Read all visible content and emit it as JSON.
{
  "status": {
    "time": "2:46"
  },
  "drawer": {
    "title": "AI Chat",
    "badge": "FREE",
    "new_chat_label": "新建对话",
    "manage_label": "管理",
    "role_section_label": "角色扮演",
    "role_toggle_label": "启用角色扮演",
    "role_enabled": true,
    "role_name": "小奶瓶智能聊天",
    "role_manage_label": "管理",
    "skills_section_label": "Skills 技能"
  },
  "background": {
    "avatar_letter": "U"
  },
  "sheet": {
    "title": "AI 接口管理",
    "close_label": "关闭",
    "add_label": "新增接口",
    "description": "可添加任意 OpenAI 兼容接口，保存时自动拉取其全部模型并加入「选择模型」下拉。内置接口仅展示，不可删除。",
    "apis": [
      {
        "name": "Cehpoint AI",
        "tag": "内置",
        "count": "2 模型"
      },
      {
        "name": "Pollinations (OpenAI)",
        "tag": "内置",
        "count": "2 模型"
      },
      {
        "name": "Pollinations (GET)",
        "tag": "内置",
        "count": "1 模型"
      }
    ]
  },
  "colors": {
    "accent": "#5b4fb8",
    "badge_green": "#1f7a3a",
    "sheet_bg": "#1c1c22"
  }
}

________________________________________

WORK TO BE COMPLETED: Write every entry out again exactly.

REPLY TO THE TASK:
Read all visible content and emit it as JSON.
{
  "status": {
    "time": "2:46"
  },
  "drawer": {
    "title": "AI Chat",
    "badge": "FREE",
    "new_chat_label": "新建对话",
    "manage_label": "管理",
    "role_section_label": "角色扮演",
    "role_toggle_label": "启用角色扮演",
    "role_enabled": true,
    "role_name": "小奶瓶智能聊天",
    "role_manage_label": "管理",
    "skills_section_label": "Skills 技能"
  },
  "background": {
    "avatar_letter": "U"
  },
  "sheet": {
    "title": "AI 接口管理",
    "close_label": "关闭",
    "add_label": "新增接口",
    "description": "可添加任意 OpenAI 兼容接口，保存时自动拉取其全部模型并加入「选择模型」下拉。内置接口仅展示，不可删除。",
    "apis": [
      {
        "name": "Cehpoint AI",
        "tag": "内置",
        "count": "2 模型"
      },
      {
        "name": "Pollinations (OpenAI)",
        "tag": "内置",
        "count": "2 模型"
      },
      {
        "name": "Pollinations (GET)",
        "tag": "内置",
        "count": "1 模型"
      }
    ]
  },
  "colors": {
    "accent": "#5b4fb8",
    "badge_green": "#1f7a3a",
    "sheet_bg": "#1c1c22"
  }
}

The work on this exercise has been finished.